═══ DATA PROVIDED ═══

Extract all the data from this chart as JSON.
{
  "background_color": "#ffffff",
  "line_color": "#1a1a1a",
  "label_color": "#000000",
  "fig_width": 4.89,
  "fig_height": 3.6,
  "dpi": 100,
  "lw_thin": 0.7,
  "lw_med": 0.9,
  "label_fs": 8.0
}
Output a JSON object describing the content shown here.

═══
═══ DATA PROVIDED ═══

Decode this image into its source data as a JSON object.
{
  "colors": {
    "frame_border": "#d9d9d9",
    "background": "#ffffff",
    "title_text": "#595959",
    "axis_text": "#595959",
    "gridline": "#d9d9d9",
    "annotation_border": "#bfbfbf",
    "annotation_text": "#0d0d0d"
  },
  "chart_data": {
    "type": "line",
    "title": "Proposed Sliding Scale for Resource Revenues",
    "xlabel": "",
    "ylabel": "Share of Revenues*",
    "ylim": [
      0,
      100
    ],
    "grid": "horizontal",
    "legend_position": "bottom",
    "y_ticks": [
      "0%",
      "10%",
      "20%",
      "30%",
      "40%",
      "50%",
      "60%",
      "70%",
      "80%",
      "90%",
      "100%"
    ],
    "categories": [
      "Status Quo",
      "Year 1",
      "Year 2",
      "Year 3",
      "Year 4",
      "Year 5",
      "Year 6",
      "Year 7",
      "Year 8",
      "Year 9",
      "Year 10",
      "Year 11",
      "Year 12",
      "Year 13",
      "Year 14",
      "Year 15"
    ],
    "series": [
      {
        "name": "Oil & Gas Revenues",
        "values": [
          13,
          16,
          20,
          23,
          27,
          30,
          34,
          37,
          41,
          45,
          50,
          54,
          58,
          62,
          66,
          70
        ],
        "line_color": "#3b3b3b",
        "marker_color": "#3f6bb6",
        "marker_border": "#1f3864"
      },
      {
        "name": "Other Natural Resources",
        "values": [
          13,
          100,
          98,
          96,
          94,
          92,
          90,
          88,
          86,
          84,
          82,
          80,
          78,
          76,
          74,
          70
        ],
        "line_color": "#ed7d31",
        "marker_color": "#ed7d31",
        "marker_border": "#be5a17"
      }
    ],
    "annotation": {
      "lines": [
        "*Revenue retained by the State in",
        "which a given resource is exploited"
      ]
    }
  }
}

═══

Starting with the line that contains "Extract all the data from this chart as JSON.", repeat each line exactly, and stop once the line that contains "Output a JSON" has been repeated.

Extract all the data from this chart as JSON.
{
  "background_color": "#ffffff",
  "line_color": "#1a1a1a",
  "label_color": "#000000",
  "fig_width": 4.89,
  "fig_height": 3.6,
  "dpi": 100,
  "lw_thin": 0.7,
  "lw_med": 0.9,
  "label_fs": 8.0
}
Output a JSON object describing the content shown here.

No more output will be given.